* WRITTEN INSTRUCTION
Every record below should be transcribed exactly. Omit the images.

## START SUPPLIED MATERIAL

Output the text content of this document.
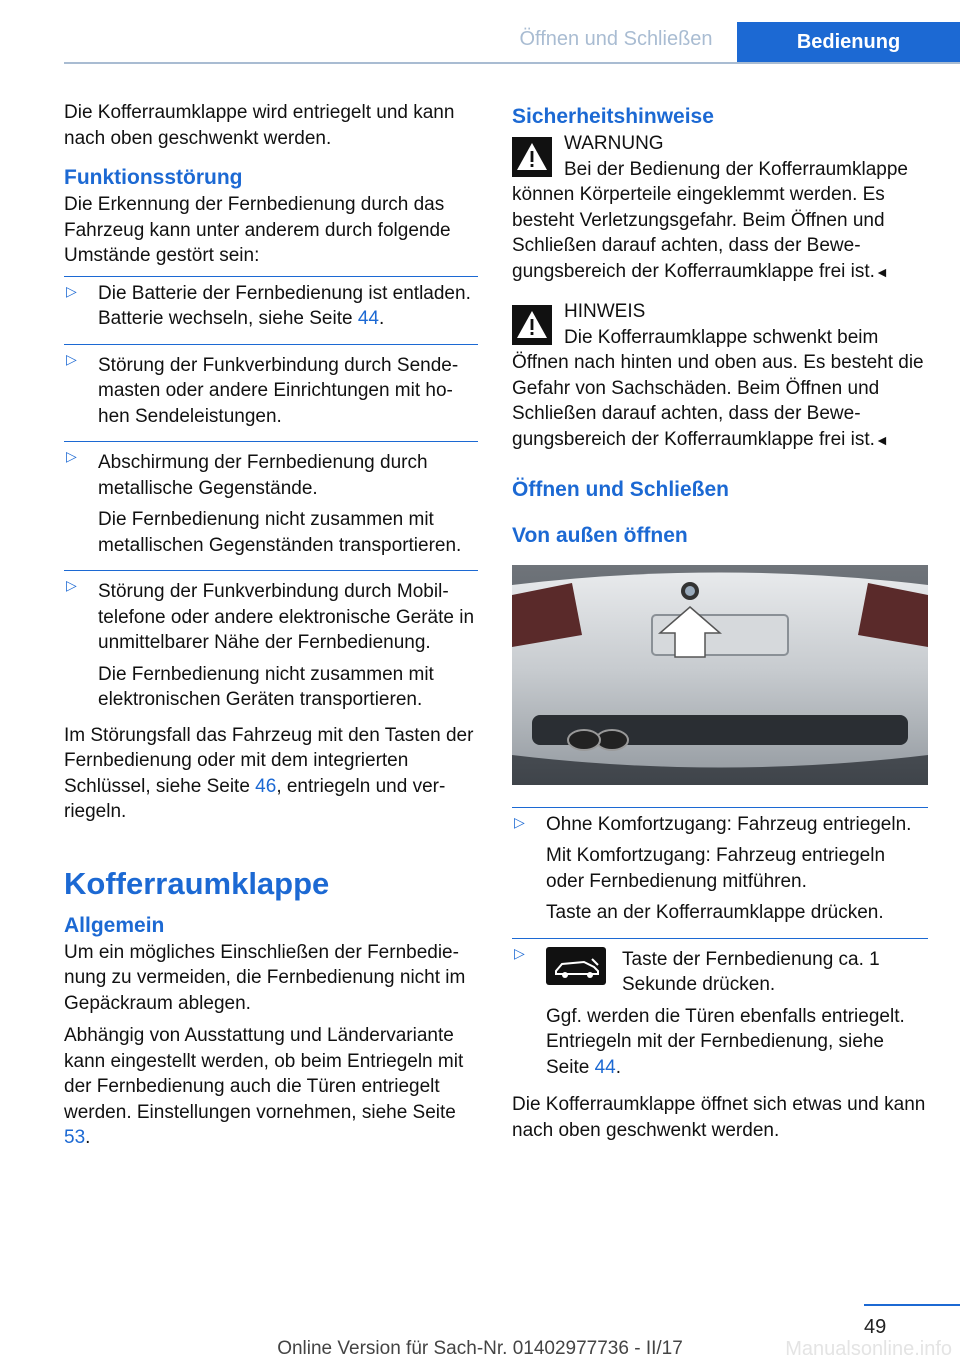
Öffnen und Schließen	Bedienung

Die Kofferraumklappe wird entriegelt und kann nach oben geschwenkt werden.

Funktionsstörung

Die Erkennung der Fernbedienung durch das Fahrzeug kann unter anderem durch folgende Umstände gestört sein:

▷ Die Batterie der Fernbedienung ist entladen. Batterie wechseln, siehe Seite 44.

▷ Störung der Funkverbindung durch Sendemasten oder andere Einrichtungen mit hohen Sendeleistungen.

▷ Abschirmung der Fernbedienung durch metallische Gegenstände.

Die Fernbedienung nicht zusammen mit metallischen Gegenständen transportieren.

▷ Störung der Funkverbindung durch Mobiltelefone oder andere elektronische Geräte in unmittelbarer Nähe der Fernbedienung.

Die Fernbedienung nicht zusammen mit elektronischen Geräten transportieren.

Im Störungsfall das Fahrzeug mit den Tasten der Fernbedienung oder mit dem integrierten Schlüssel, siehe Seite 46, entriegeln und verriegeln.

Kofferraumklappe
Allgemein

Um ein mögliches Einschließen der Fernbedienung zu vermeiden, die Fernbedienung nicht im Gepäckraum ablegen.

Abhängig von Ausstattung und Ländervariante kann eingestellt werden, ob beim Entriegeln mit der Fernbedienung auch die Türen entriegelt werden. Einstellungen vornehmen, siehe Seite 53.

Sicherheitshinweise
WARNUNG
Bei der Bedienung der Kofferraumklappe können Körperteile eingeklemmt werden. Es besteht Verletzungsgefahr. Beim Öffnen und Schließen darauf achten, dass der Bewegungsbereich der Kofferraumklappe frei ist.◄
HINWEIS
Die Kofferraumklappe schwenkt beim Öffnen nach hinten und oben aus. Es besteht die Gefahr von Sachschäden. Beim Öffnen und Schließen darauf achten, dass der Bewegungsbereich der Kofferraumklappe frei ist.◄
Öffnen und Schließen
Von außen öffnen
▷ Ohne Komfortzugang: Fahrzeug entriegeln.

Mit Komfortzugang: Fahrzeug entriegeln oder Fernbedienung mitführen.

Taste an der Kofferraumklappe drücken.

▷	Taste der Fernbedienung ca. 1 Sekunde drücken.

Ggf. werden die Türen ebenfalls entriegelt. Entriegeln mit der Fernbedienung, siehe Seite 44.

Die Kofferraumklappe öffnet sich etwas und kann nach oben geschwenkt werden.

49
Manualsonline.info
Online Version für Sach-Nr. 01402977736 - II/17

## END SUPPLIED MATERIAL

* RIGHT ANSWER
Output the text content of this document.
Öffnen und Schließen	Bedienung

Die Kofferraumklappe wird entriegelt und kann nach oben geschwenkt werden.

Funktionsstörung

Die Erkennung der Fernbedienung durch das Fahrzeug kann unter anderem durch folgende Umstände gestört sein:

▷ Die Batterie der Fernbedienung ist entladen. Batterie wechseln, siehe Seite 44.

▷ Störung der Funkverbindung durch Sendemasten oder andere Einrichtungen mit hohen Sendeleistungen.

▷ Abschirmung der Fernbedienung durch metallische Gegenstände.

Die Fernbedienung nicht zusammen mit metallischen Gegenständen transportieren.

▷ Störung der Funkverbindung durch Mobiltelefone oder andere elektronische Geräte in unmittelbarer Nähe der Fernbedienung.

Die Fernbedienung nicht zusammen mit elektronischen Geräten transportieren.

Im Störungsfall das Fahrzeug mit den Tasten der Fernbedienung oder mit dem integrierten Schlüssel, siehe Seite 46, entriegeln und verriegeln.

Kofferraumklappe
Allgemein

Um ein mögliches Einschließen der Fernbedienung zu vermeiden, die Fernbedienung nicht im Gepäckraum ablegen.

Abhängig von Ausstattung und Ländervariante kann eingestellt werden, ob beim Entriegeln mit der Fernbedienung auch die Türen entriegelt werden. Einstellungen vornehmen, siehe Seite 53.

Sicherheitshinweise
WARNUNG
Bei der Bedienung der Kofferraumklappe können Körperteile eingeklemmt werden. Es besteht Verletzungsgefahr. Beim Öffnen und Schließen darauf achten, dass der Bewegungsbereich der Kofferraumklappe frei ist.◄
HINWEIS
Die Kofferraumklappe schwenkt beim Öffnen nach hinten und oben aus. Es besteht die Gefahr von Sachschäden. Beim Öffnen und Schließen darauf achten, dass der Bewegungsbereich der Kofferraumklappe frei ist.◄
Öffnen und Schließen
Von außen öffnen
▷ Ohne Komfortzugang: Fahrzeug entriegeln.

Mit Komfortzugang: Fahrzeug entriegeln oder Fernbedienung mitführen.

Taste an der Kofferraumklappe drücken.

▷	Taste der Fernbedienung ca. 1 Sekunde drücken.

Ggf. werden die Türen ebenfalls entriegelt. Entriegeln mit der Fernbedienung, siehe Seite 44.

Die Kofferraumklappe öffnet sich etwas und kann nach oben geschwenkt werden.

49
Manualsonline.info
Online Version für Sach-Nr. 01402977736 - II/17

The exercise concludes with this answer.